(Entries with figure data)
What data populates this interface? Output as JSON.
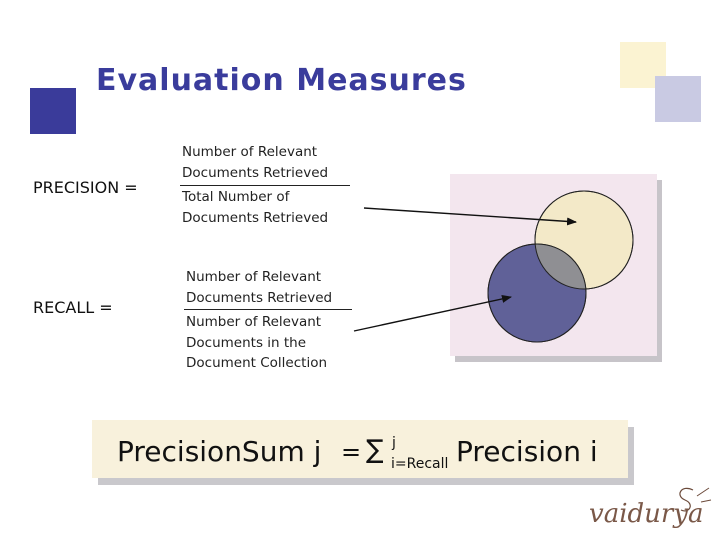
{
  "title": "Evaluation Measures",
  "precision": {
    "label": "PRECISION =",
    "numerator": [
      "Number of Relevant",
      "Documents Retrieved"
    ],
    "denominator": [
      "Total Number of",
      "Documents Retrieved"
    ]
  },
  "recall": {
    "label": "RECALL =",
    "numerator": [
      "Number of Relevant",
      "Documents Retrieved"
    ],
    "denominator": [
      "Number of Relevant",
      "Documents in the",
      "Document Collection"
    ]
  },
  "formula": {
    "left": "PrecisionSum j",
    "equals": "=",
    "sigma": "∑",
    "upper": "j",
    "lower": "i=Recall",
    "right": "Precision i"
  },
  "logo_text": "vaidurya",
  "colors": {
    "title": "#3a3c9c",
    "venn_retrieved": "#f3e9c8",
    "venn_relevant": "#606198",
    "venn_overlap": "#8f8f93"
  }
}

§ **The problem**
Repeat each entry exactly as it appears; skip any picture.

§ **Correct result**
What data populates this interface? Output as JSON.
{
  "title": "Evaluation Measures",
  "precision": {
    "label": "PRECISION =",
    "numerator": [
      "Number of Relevant",
      "Documents Retrieved"
    ],
    "denominator": [
      "Total Number of",
      "Documents Retrieved"
    ]
  },
  "recall": {
    "label": "RECALL =",
    "numerator": [
      "Number of Relevant",
      "Documents Retrieved"
    ],
    "denominator": [
      "Number of Relevant",
      "Documents in the",
      "Document Collection"
    ]
  },
  "formula": {
    "left": "PrecisionSum j",
    "equals": "=",
    "sigma": "∑",
    "upper": "j",
    "lower": "i=Recall",
    "right": "Precision i"
  },
  "logo_text": "vaidurya",
  "colors": {
    "title": "#3a3c9c",
    "venn_retrieved": "#f3e9c8",
    "venn_relevant": "#606198",
    "venn_overlap": "#8f8f93"
  }
}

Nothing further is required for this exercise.